EXERCISE DIRECTIONS:
Say how many lines include "data", with no words around the number.

RECORDS FOR THIS TASK:

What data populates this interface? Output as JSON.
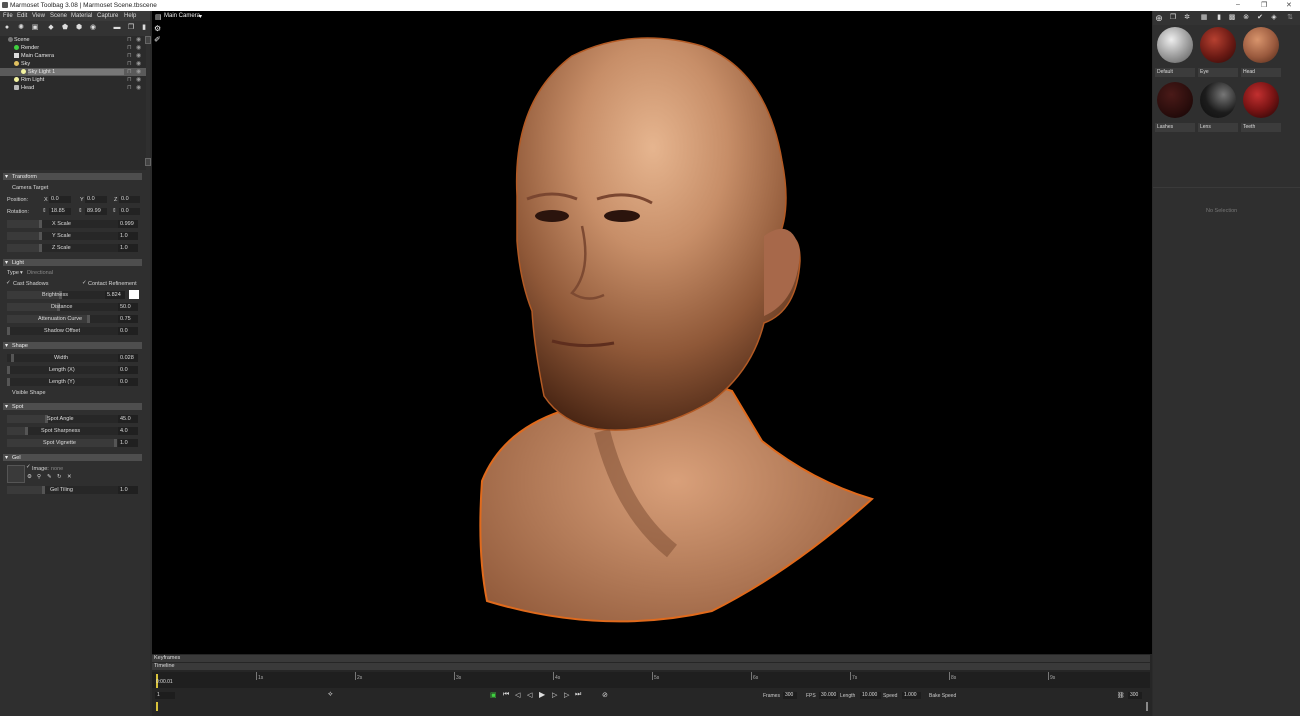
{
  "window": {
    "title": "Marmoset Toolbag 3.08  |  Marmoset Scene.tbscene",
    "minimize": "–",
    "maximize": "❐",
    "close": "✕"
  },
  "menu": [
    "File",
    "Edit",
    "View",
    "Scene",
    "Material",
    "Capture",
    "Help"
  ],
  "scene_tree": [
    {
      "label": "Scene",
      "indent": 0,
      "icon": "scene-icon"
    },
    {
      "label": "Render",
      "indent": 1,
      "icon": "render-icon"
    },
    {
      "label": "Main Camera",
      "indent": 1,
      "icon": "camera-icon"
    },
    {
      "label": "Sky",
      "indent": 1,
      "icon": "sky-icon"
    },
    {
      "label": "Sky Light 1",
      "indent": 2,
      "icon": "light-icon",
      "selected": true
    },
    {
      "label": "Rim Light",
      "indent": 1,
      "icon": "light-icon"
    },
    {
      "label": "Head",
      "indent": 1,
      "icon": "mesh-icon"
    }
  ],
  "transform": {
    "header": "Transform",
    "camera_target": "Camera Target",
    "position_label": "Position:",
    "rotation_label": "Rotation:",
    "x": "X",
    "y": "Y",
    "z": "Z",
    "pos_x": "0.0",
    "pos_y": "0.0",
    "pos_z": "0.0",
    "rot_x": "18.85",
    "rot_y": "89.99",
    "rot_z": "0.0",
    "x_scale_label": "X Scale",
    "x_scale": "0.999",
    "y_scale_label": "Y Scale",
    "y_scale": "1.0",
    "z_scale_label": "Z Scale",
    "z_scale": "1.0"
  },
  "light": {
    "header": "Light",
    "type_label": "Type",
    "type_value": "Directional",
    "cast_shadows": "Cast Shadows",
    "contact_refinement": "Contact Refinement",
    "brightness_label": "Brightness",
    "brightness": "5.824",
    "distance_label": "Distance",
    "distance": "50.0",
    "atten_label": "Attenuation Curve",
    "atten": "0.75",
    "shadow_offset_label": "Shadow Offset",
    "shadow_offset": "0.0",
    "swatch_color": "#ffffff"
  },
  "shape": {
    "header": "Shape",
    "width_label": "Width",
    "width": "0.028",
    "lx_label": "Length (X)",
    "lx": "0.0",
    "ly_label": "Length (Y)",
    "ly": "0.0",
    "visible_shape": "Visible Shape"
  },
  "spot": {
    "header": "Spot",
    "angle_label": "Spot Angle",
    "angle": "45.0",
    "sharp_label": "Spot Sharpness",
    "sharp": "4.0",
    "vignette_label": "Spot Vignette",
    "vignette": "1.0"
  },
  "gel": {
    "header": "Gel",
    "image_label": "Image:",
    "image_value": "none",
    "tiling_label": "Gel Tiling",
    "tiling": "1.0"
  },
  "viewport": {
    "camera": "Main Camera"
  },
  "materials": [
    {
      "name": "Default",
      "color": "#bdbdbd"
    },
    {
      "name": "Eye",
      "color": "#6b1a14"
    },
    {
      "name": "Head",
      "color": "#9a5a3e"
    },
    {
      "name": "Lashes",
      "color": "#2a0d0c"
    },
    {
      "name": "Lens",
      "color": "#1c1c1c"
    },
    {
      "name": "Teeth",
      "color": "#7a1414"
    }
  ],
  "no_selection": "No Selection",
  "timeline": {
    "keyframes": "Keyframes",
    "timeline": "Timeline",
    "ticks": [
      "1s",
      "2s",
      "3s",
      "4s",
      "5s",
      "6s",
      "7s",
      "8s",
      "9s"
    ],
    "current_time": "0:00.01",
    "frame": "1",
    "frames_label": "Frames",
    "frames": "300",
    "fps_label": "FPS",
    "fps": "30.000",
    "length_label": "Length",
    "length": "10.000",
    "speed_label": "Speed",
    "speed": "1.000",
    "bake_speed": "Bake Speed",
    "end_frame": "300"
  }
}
* * *
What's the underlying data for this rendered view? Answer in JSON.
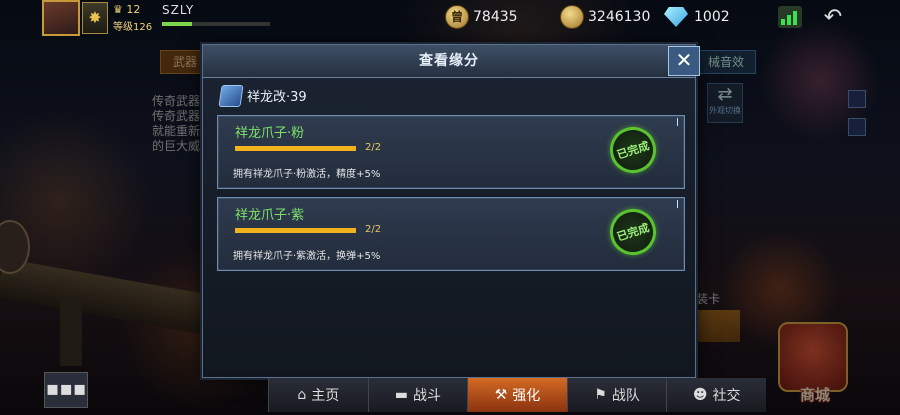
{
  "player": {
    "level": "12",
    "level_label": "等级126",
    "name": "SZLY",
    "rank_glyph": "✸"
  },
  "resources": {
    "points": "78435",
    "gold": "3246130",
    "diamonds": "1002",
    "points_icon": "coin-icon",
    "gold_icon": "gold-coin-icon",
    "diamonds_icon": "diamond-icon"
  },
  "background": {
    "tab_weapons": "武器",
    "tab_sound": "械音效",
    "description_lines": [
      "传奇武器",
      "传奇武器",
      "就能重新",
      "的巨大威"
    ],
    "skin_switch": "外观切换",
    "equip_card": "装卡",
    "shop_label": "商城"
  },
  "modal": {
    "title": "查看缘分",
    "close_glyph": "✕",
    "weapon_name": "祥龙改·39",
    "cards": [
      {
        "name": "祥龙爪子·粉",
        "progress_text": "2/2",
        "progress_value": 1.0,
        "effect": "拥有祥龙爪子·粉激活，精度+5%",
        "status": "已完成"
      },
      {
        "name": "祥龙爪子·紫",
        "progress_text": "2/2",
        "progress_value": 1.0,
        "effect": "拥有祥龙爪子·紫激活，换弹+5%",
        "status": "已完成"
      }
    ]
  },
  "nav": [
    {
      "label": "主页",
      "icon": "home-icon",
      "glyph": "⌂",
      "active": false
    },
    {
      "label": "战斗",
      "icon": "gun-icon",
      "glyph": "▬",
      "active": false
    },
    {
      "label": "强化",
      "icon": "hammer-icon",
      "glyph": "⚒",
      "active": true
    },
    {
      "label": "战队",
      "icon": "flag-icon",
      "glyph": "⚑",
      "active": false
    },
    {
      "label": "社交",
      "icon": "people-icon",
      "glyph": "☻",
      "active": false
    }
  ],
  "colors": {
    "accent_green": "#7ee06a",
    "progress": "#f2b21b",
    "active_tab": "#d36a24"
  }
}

EXERCISE SOLUTION:
2